→ Directions: Each record below should be repeated precisely as written.

### Given records

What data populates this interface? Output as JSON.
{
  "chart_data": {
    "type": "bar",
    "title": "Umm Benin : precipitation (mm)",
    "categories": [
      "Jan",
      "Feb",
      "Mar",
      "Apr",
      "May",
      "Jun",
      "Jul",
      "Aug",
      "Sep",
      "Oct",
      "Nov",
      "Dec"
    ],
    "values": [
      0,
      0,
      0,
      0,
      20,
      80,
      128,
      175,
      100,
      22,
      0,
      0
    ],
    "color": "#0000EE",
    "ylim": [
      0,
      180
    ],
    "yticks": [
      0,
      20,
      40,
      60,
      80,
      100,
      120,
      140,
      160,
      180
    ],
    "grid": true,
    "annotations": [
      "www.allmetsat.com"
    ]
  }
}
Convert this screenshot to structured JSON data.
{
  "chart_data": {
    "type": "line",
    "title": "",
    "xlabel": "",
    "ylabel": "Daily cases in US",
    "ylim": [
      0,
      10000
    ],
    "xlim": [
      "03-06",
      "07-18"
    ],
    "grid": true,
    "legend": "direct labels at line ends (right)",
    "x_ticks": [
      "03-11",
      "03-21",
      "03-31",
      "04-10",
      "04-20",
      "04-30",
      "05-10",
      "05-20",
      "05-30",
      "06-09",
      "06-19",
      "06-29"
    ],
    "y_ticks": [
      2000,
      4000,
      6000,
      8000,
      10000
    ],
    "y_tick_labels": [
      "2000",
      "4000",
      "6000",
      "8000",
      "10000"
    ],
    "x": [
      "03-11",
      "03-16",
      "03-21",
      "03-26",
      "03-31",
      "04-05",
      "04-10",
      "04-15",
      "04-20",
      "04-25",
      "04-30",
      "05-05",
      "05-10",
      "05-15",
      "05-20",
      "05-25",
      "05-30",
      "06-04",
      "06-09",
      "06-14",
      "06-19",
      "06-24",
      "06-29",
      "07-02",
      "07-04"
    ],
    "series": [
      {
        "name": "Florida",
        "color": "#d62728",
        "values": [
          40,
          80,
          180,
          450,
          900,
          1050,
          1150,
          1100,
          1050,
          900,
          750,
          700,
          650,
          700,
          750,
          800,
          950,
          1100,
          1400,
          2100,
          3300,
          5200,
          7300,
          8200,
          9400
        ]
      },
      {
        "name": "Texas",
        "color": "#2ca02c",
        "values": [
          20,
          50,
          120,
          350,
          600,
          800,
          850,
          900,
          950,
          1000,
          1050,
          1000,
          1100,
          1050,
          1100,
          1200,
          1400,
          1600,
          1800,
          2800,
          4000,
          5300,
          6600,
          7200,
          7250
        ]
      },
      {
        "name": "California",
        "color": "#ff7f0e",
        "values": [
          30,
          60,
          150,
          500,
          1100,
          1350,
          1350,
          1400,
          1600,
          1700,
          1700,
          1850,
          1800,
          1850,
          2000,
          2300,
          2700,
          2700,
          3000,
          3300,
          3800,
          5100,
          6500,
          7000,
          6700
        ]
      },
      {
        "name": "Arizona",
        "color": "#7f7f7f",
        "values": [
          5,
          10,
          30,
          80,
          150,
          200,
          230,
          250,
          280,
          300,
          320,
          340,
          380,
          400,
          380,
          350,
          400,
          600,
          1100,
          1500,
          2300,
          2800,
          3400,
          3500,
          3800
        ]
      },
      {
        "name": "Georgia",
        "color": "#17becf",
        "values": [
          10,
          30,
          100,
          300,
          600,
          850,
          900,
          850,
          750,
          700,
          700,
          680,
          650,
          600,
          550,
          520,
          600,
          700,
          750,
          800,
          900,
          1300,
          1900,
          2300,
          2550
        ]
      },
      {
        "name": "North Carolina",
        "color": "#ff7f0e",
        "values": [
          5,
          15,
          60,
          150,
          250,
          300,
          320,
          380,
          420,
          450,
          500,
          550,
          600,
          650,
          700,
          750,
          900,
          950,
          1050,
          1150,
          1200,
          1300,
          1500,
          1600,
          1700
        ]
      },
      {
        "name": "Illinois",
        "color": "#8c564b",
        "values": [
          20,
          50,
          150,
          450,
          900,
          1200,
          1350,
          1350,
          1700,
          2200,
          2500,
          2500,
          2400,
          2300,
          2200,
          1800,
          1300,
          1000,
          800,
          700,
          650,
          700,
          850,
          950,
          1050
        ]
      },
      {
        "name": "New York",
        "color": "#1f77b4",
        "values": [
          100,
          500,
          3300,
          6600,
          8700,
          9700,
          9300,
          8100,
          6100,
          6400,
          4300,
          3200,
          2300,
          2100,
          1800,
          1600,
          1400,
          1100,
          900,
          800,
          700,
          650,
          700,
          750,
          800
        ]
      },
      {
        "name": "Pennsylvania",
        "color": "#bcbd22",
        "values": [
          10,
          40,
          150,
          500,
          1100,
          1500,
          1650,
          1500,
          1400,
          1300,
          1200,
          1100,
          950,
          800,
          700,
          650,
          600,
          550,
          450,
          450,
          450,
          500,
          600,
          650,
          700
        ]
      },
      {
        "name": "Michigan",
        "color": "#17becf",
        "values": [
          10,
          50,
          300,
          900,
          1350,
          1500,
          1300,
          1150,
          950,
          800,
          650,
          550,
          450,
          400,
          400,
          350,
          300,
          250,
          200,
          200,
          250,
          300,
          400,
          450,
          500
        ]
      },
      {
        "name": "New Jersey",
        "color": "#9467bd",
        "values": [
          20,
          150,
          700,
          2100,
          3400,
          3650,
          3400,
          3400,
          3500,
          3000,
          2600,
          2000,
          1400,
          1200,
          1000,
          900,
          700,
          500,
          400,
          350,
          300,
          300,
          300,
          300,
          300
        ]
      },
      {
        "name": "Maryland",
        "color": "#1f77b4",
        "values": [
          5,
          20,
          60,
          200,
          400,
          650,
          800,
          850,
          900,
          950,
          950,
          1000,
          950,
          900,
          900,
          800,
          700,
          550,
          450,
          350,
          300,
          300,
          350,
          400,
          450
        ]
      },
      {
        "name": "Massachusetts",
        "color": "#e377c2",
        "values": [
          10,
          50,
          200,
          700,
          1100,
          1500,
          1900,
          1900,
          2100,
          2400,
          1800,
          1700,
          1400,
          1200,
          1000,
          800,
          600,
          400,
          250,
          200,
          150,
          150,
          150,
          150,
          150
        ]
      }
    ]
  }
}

######

→ Task answer:
What data populates this interface? Output as JSON.
{
  "chart_data": {
    "type": "bar",
    "title": "Umm Benin : precipitation (mm)",
    "categories": [
      "Jan",
      "Feb",
      "Mar",
      "Apr",
      "May",
      "Jun",
      "Jul",
      "Aug",
      "Sep",
      "Oct",
      "Nov",
      "Dec"
    ],
    "values": [
      0,
      0,
      0,
      0,
      20,
      80,
      128,
      175,
      100,
      22,
      0,
      0
    ],
    "color": "#0000EE",
    "ylim": [
      0,
      180
    ],
    "yticks": [
      0,
      20,
      40,
      60,
      80,
      100,
      120,
      140,
      160,
      180
    ],
    "grid": true,
    "annotations": [
      "www.allmetsat.com"
    ]
  }
}
Convert this screenshot to structured JSON data.
{
  "chart_data": {
    "type": "line",
    "title": "",
    "xlabel": "",
    "ylabel": "Daily cases in US",
    "ylim": [
      0,
      10000
    ],
    "xlim": [
      "03-06",
      "07-18"
    ],
    "grid": true,
    "legend": "direct labels at line ends (right)",
    "x_ticks": [
      "03-11",
      "03-21",
      "03-31",
      "04-10",
      "04-20",
      "04-30",
      "05-10",
      "05-20",
      "05-30",
      "06-09",
      "06-19",
      "06-29"
    ],
    "y_ticks": [
      2000,
      4000,
      6000,
      8000,
      10000
    ],
    "y_tick_labels": [
      "2000",
      "4000",
      "6000",
      "8000",
      "10000"
    ],
    "x": [
      "03-11",
      "03-16",
      "03-21",
      "03-26",
      "03-31",
      "04-05",
      "04-10",
      "04-15",
      "04-20",
      "04-25",
      "04-30",
      "05-05",
      "05-10",
      "05-15",
      "05-20",
      "05-25",
      "05-30",
      "06-04",
      "06-09",
      "06-14",
      "06-19",
      "06-24",
      "06-29",
      "07-02",
      "07-04"
    ],
    "series": [
      {
        "name": "Florida",
        "color": "#d62728",
        "values": [
          40,
          80,
          180,
          450,
          900,
          1050,
          1150,
          1100,
          1050,
          900,
          750,
          700,
          650,
          700,
          750,
          800,
          950,
          1100,
          1400,
          2100,
          3300,
          5200,
          7300,
          8200,
          9400
        ]
      },
      {
        "name": "Texas",
        "color": "#2ca02c",
        "values": [
          20,
          50,
          120,
          350,
          600,
          800,
          850,
          900,
          950,
          1000,
          1050,
          1000,
          1100,
          1050,
          1100,
          1200,
          1400,
          1600,
          1800,
          2800,
          4000,
          5300,
          6600,
          7200,
          7250
        ]
      },
      {
        "name": "California",
        "color": "#ff7f0e",
        "values": [
          30,
          60,
          150,
          500,
          1100,
          1350,
          1350,
          1400,
          1600,
          1700,
          1700,
          1850,
          1800,
          1850,
          2000,
          2300,
          2700,
          2700,
          3000,
          3300,
          3800,
          5100,
          6500,
          7000,
          6700
        ]
      },
      {
        "name": "Arizona",
        "color": "#7f7f7f",
        "values": [
          5,
          10,
          30,
          80,
          150,
          200,
          230,
          250,
          280,
          300,
          320,
          340,
          380,
          400,
          380,
          350,
          400,
          600,
          1100,
          1500,
          2300,
          2800,
          3400,
          3500,
          3800
        ]
      },
      {
        "name": "Georgia",
        "color": "#17becf",
        "values": [
          10,
          30,
          100,
          300,
          600,
          850,
          900,
          850,
          750,
          700,
          700,
          680,
          650,
          600,
          550,
          520,
          600,
          700,
          750,
          800,
          900,
          1300,
          1900,
          2300,
          2550
        ]
      },
      {
        "name": "North Carolina",
        "color": "#ff7f0e",
        "values": [
          5,
          15,
          60,
          150,
          250,
          300,
          320,
          380,
          420,
          450,
          500,
          550,
          600,
          650,
          700,
          750,
          900,
          950,
          1050,
          1150,
          1200,
          1300,
          1500,
          1600,
          1700
        ]
      },
      {
        "name": "Illinois",
        "color": "#8c564b",
        "values": [
          20,
          50,
          150,
          450,
          900,
          1200,
          1350,
          1350,
          1700,
          2200,
          2500,
          2500,
          2400,
          2300,
          2200,
          1800,
          1300,
          1000,
          800,
          700,
          650,
          700,
          850,
          950,
          1050
        ]
      },
      {
        "name": "New York",
        "color": "#1f77b4",
        "values": [
          100,
          500,
          3300,
          6600,
          8700,
          9700,
          9300,
          8100,
          6100,
          6400,
          4300,
          3200,
          2300,
          2100,
          1800,
          1600,
          1400,
          1100,
          900,
          800,
          700,
          650,
          700,
          750,
          800
        ]
      },
      {
        "name": "Pennsylvania",
        "color": "#bcbd22",
        "values": [
          10,
          40,
          150,
          500,
          1100,
          1500,
          1650,
          1500,
          1400,
          1300,
          1200,
          1100,
          950,
          800,
          700,
          650,
          600,
          550,
          450,
          450,
          450,
          500,
          600,
          650,
          700
        ]
      },
      {
        "name": "Michigan",
        "color": "#17becf",
        "values": [
          10,
          50,
          300,
          900,
          1350,
          1500,
          1300,
          1150,
          950,
          800,
          650,
          550,
          450,
          400,
          400,
          350,
          300,
          250,
          200,
          200,
          250,
          300,
          400,
          450,
          500
        ]
      },
      {
        "name": "New Jersey",
        "color": "#9467bd",
        "values": [
          20,
          150,
          700,
          2100,
          3400,
          3650,
          3400,
          3400,
          3500,
          3000,
          2600,
          2000,
          1400,
          1200,
          1000,
          900,
          700,
          500,
          400,
          350,
          300,
          300,
          300,
          300,
          300
        ]
      },
      {
        "name": "Maryland",
        "color": "#1f77b4",
        "values": [
          5,
          20,
          60,
          200,
          400,
          650,
          800,
          850,
          900,
          950,
          950,
          1000,
          950,
          900,
          900,
          800,
          700,
          550,
          450,
          350,
          300,
          300,
          350,
          400,
          450
        ]
      },
      {
        "name": "Massachusetts",
        "color": "#e377c2",
        "values": [
          10,
          50,
          200,
          700,
          1100,
          1500,
          1900,
          1900,
          2100,
          2400,
          1800,
          1700,
          1400,
          1200,
          1000,
          800,
          600,
          400,
          250,
          200,
          150,
          150,
          150,
          150,
          150
        ]
      }
    ]
  }
}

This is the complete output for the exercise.